-- START OF Available records --
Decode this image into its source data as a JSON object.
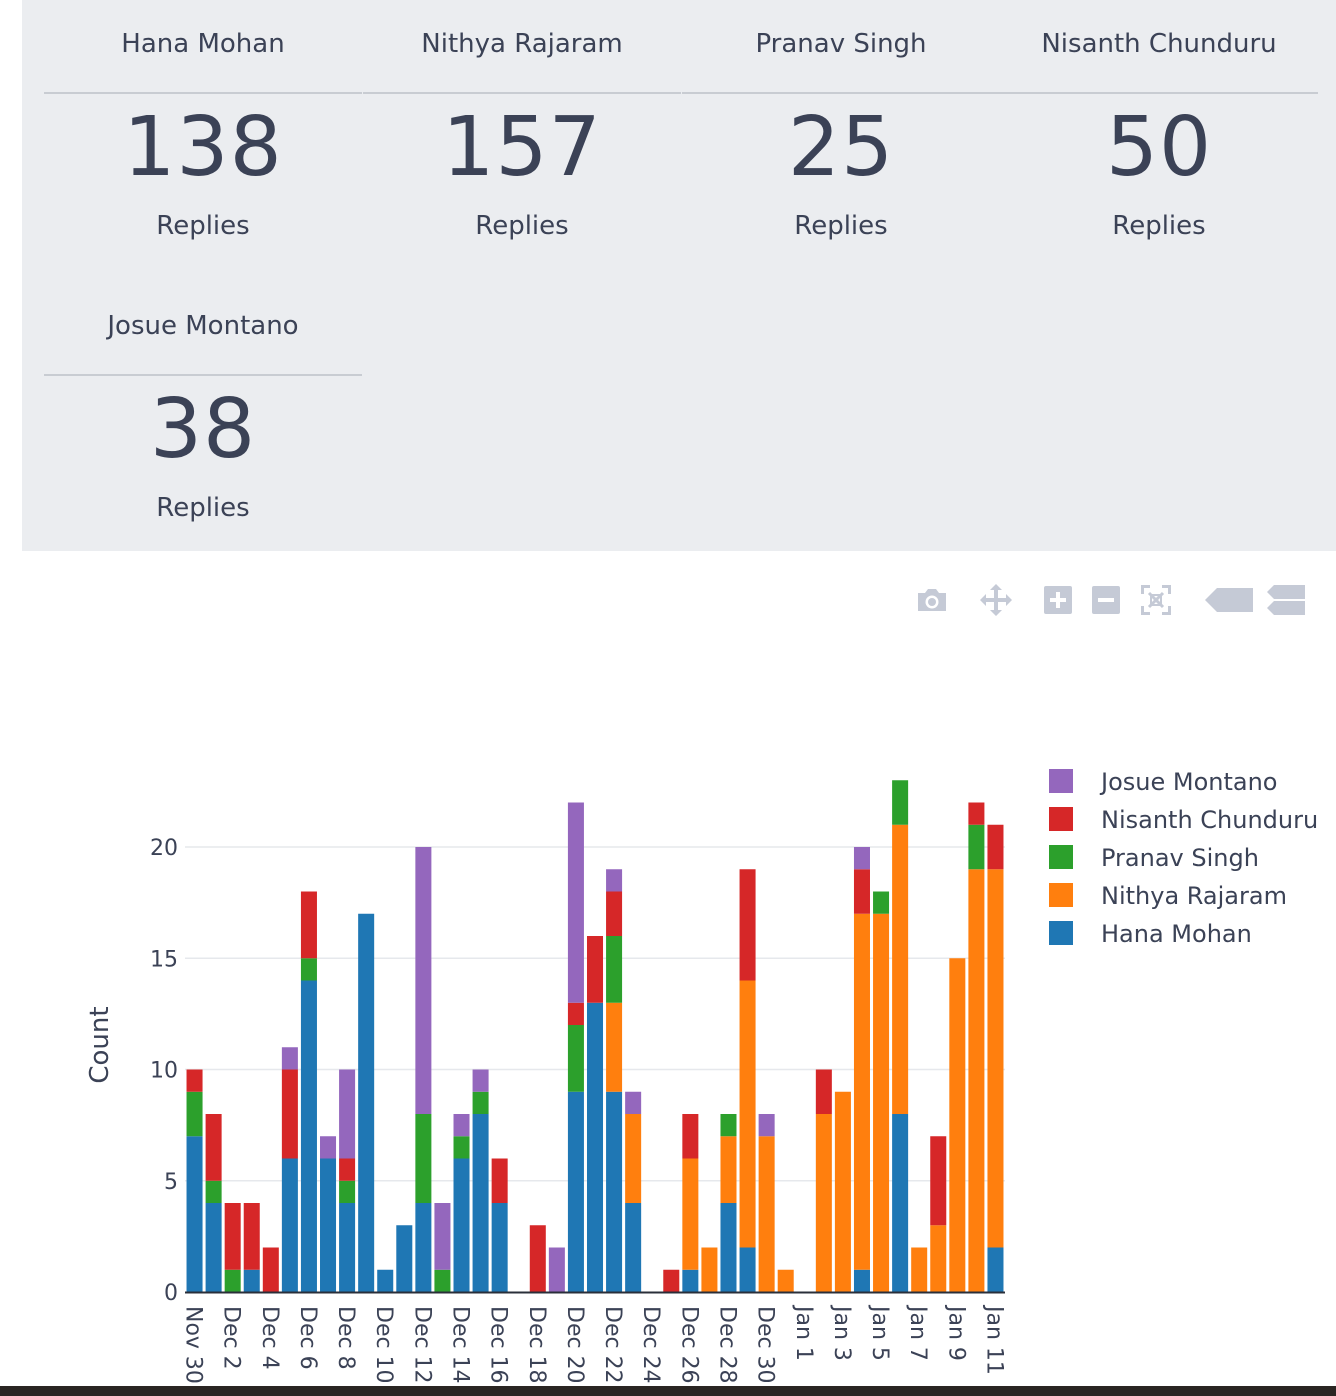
{
  "stats": [
    {
      "name": "Hana Mohan",
      "value": "138",
      "label": "Replies"
    },
    {
      "name": "Nithya Rajaram",
      "value": "157",
      "label": "Replies"
    },
    {
      "name": "Pranav Singh",
      "value": "25",
      "label": "Replies"
    },
    {
      "name": "Nisanth Chunduru",
      "value": "50",
      "label": "Replies"
    },
    {
      "name": "Josue Montano",
      "value": "38",
      "label": "Replies"
    }
  ],
  "modebar": [
    "camera-icon",
    "pan-icon",
    "zoom-in-icon",
    "zoom-out-icon",
    "autoscale-icon",
    "hover-closest-icon",
    "hover-compare-icon"
  ],
  "chart_data": {
    "type": "bar",
    "stacked": true,
    "ylabel": "Count",
    "xlabel": "",
    "ylim": [
      0,
      23
    ],
    "yticks": [
      0,
      5,
      10,
      15,
      20
    ],
    "xtick_labels": [
      "Nov 30",
      "Dec 2",
      "Dec 4",
      "Dec 6",
      "Dec 8",
      "Dec 10",
      "Dec 12",
      "Dec 14",
      "Dec 16",
      "Dec 18",
      "Dec 20",
      "Dec 22",
      "Dec 24",
      "Dec 26",
      "Dec 28",
      "Dec 30",
      "Jan 1",
      "Jan 3",
      "Jan 5",
      "Jan 7",
      "Jan 9",
      "Jan 11"
    ],
    "categories": [
      "Nov 30",
      "Dec 1",
      "Dec 2",
      "Dec 3",
      "Dec 4",
      "Dec 5",
      "Dec 6",
      "Dec 7",
      "Dec 8",
      "Dec 9",
      "Dec 10",
      "Dec 11",
      "Dec 12",
      "Dec 13",
      "Dec 14",
      "Dec 15",
      "Dec 16",
      "Dec 17",
      "Dec 18",
      "Dec 19",
      "Dec 20",
      "Dec 21",
      "Dec 22",
      "Dec 23",
      "Dec 24",
      "Dec 25",
      "Dec 26",
      "Dec 27",
      "Dec 28",
      "Dec 29",
      "Dec 30",
      "Dec 31",
      "Jan 1",
      "Jan 2",
      "Jan 3",
      "Jan 4",
      "Jan 5",
      "Jan 6",
      "Jan 7",
      "Jan 8",
      "Jan 9",
      "Jan 10",
      "Jan 11"
    ],
    "series": [
      {
        "name": "Hana Mohan",
        "color": "#1f77b4",
        "values": [
          7,
          4,
          0,
          1,
          0,
          6,
          14,
          6,
          4,
          17,
          1,
          3,
          4,
          0,
          6,
          8,
          4,
          0,
          0,
          0,
          9,
          13,
          9,
          4,
          0,
          0,
          1,
          0,
          4,
          2,
          0,
          0,
          0,
          0,
          0,
          1,
          0,
          8,
          0,
          0,
          0,
          0,
          2
        ]
      },
      {
        "name": "Nithya Rajaram",
        "color": "#ff7f0e",
        "values": [
          0,
          0,
          0,
          0,
          0,
          0,
          0,
          0,
          0,
          0,
          0,
          0,
          0,
          0,
          0,
          0,
          0,
          0,
          0,
          0,
          0,
          0,
          4,
          4,
          0,
          0,
          5,
          2,
          3,
          12,
          7,
          1,
          0,
          8,
          9,
          16,
          17,
          13,
          2,
          3,
          15,
          19,
          17
        ]
      },
      {
        "name": "Pranav Singh",
        "color": "#2ca02c",
        "values": [
          2,
          1,
          1,
          0,
          0,
          0,
          1,
          0,
          1,
          0,
          0,
          0,
          4,
          1,
          1,
          1,
          0,
          0,
          0,
          0,
          3,
          0,
          3,
          0,
          0,
          0,
          0,
          0,
          1,
          0,
          0,
          0,
          0,
          0,
          0,
          0,
          1,
          2,
          0,
          0,
          0,
          2,
          0
        ]
      },
      {
        "name": "Nisanth Chunduru",
        "color": "#d62728",
        "values": [
          1,
          3,
          3,
          3,
          2,
          4,
          3,
          0,
          1,
          0,
          0,
          0,
          0,
          0,
          0,
          0,
          2,
          0,
          3,
          0,
          1,
          3,
          2,
          0,
          0,
          1,
          2,
          0,
          0,
          5,
          0,
          0,
          0,
          2,
          0,
          2,
          0,
          0,
          0,
          4,
          0,
          1,
          2
        ]
      },
      {
        "name": "Josue Montano",
        "color": "#9467bd",
        "values": [
          0,
          0,
          0,
          0,
          0,
          1,
          0,
          1,
          4,
          0,
          0,
          0,
          12,
          3,
          1,
          1,
          0,
          0,
          0,
          2,
          9,
          0,
          1,
          1,
          0,
          0,
          0,
          0,
          0,
          0,
          1,
          0,
          0,
          0,
          0,
          1,
          0,
          0,
          0,
          0,
          0,
          0,
          0
        ]
      }
    ],
    "legend_order": [
      "Josue Montano",
      "Nisanth Chunduru",
      "Pranav Singh",
      "Nithya Rajaram",
      "Hana Mohan"
    ],
    "legend_position": "top-right"
  }
}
-- END OF Available records --
- Stated goal: Write the records out once more, exactly as they appear, with no pictures.

- Full output:
Decode this image into its source data as a JSON object.
{
  "stats": [
    {
      "name": "Hana Mohan",
      "value": "138",
      "label": "Replies"
    },
    {
      "name": "Nithya Rajaram",
      "value": "157",
      "label": "Replies"
    },
    {
      "name": "Pranav Singh",
      "value": "25",
      "label": "Replies"
    },
    {
      "name": "Nisanth Chunduru",
      "value": "50",
      "label": "Replies"
    },
    {
      "name": "Josue Montano",
      "value": "38",
      "label": "Replies"
    }
  ],
  "modebar": [
    "camera-icon",
    "pan-icon",
    "zoom-in-icon",
    "zoom-out-icon",
    "autoscale-icon",
    "hover-closest-icon",
    "hover-compare-icon"
  ],
  "chart_data": {
    "type": "bar",
    "stacked": true,
    "ylabel": "Count",
    "xlabel": "",
    "ylim": [
      0,
      23
    ],
    "yticks": [
      0,
      5,
      10,
      15,
      20
    ],
    "xtick_labels": [
      "Nov 30",
      "Dec 2",
      "Dec 4",
      "Dec 6",
      "Dec 8",
      "Dec 10",
      "Dec 12",
      "Dec 14",
      "Dec 16",
      "Dec 18",
      "Dec 20",
      "Dec 22",
      "Dec 24",
      "Dec 26",
      "Dec 28",
      "Dec 30",
      "Jan 1",
      "Jan 3",
      "Jan 5",
      "Jan 7",
      "Jan 9",
      "Jan 11"
    ],
    "categories": [
      "Nov 30",
      "Dec 1",
      "Dec 2",
      "Dec 3",
      "Dec 4",
      "Dec 5",
      "Dec 6",
      "Dec 7",
      "Dec 8",
      "Dec 9",
      "Dec 10",
      "Dec 11",
      "Dec 12",
      "Dec 13",
      "Dec 14",
      "Dec 15",
      "Dec 16",
      "Dec 17",
      "Dec 18",
      "Dec 19",
      "Dec 20",
      "Dec 21",
      "Dec 22",
      "Dec 23",
      "Dec 24",
      "Dec 25",
      "Dec 26",
      "Dec 27",
      "Dec 28",
      "Dec 29",
      "Dec 30",
      "Dec 31",
      "Jan 1",
      "Jan 2",
      "Jan 3",
      "Jan 4",
      "Jan 5",
      "Jan 6",
      "Jan 7",
      "Jan 8",
      "Jan 9",
      "Jan 10",
      "Jan 11"
    ],
    "series": [
      {
        "name": "Hana Mohan",
        "color": "#1f77b4",
        "values": [
          7,
          4,
          0,
          1,
          0,
          6,
          14,
          6,
          4,
          17,
          1,
          3,
          4,
          0,
          6,
          8,
          4,
          0,
          0,
          0,
          9,
          13,
          9,
          4,
          0,
          0,
          1,
          0,
          4,
          2,
          0,
          0,
          0,
          0,
          0,
          1,
          0,
          8,
          0,
          0,
          0,
          0,
          2
        ]
      },
      {
        "name": "Nithya Rajaram",
        "color": "#ff7f0e",
        "values": [
          0,
          0,
          0,
          0,
          0,
          0,
          0,
          0,
          0,
          0,
          0,
          0,
          0,
          0,
          0,
          0,
          0,
          0,
          0,
          0,
          0,
          0,
          4,
          4,
          0,
          0,
          5,
          2,
          3,
          12,
          7,
          1,
          0,
          8,
          9,
          16,
          17,
          13,
          2,
          3,
          15,
          19,
          17
        ]
      },
      {
        "name": "Pranav Singh",
        "color": "#2ca02c",
        "values": [
          2,
          1,
          1,
          0,
          0,
          0,
          1,
          0,
          1,
          0,
          0,
          0,
          4,
          1,
          1,
          1,
          0,
          0,
          0,
          0,
          3,
          0,
          3,
          0,
          0,
          0,
          0,
          0,
          1,
          0,
          0,
          0,
          0,
          0,
          0,
          0,
          1,
          2,
          0,
          0,
          0,
          2,
          0
        ]
      },
      {
        "name": "Nisanth Chunduru",
        "color": "#d62728",
        "values": [
          1,
          3,
          3,
          3,
          2,
          4,
          3,
          0,
          1,
          0,
          0,
          0,
          0,
          0,
          0,
          0,
          2,
          0,
          3,
          0,
          1,
          3,
          2,
          0,
          0,
          1,
          2,
          0,
          0,
          5,
          0,
          0,
          0,
          2,
          0,
          2,
          0,
          0,
          0,
          4,
          0,
          1,
          2
        ]
      },
      {
        "name": "Josue Montano",
        "color": "#9467bd",
        "values": [
          0,
          0,
          0,
          0,
          0,
          1,
          0,
          1,
          4,
          0,
          0,
          0,
          12,
          3,
          1,
          1,
          0,
          0,
          0,
          2,
          9,
          0,
          1,
          1,
          0,
          0,
          0,
          0,
          0,
          0,
          1,
          0,
          0,
          0,
          0,
          1,
          0,
          0,
          0,
          0,
          0,
          0,
          0
        ]
      }
    ],
    "legend_order": [
      "Josue Montano",
      "Nisanth Chunduru",
      "Pranav Singh",
      "Nithya Rajaram",
      "Hana Mohan"
    ],
    "legend_position": "top-right"
  }
}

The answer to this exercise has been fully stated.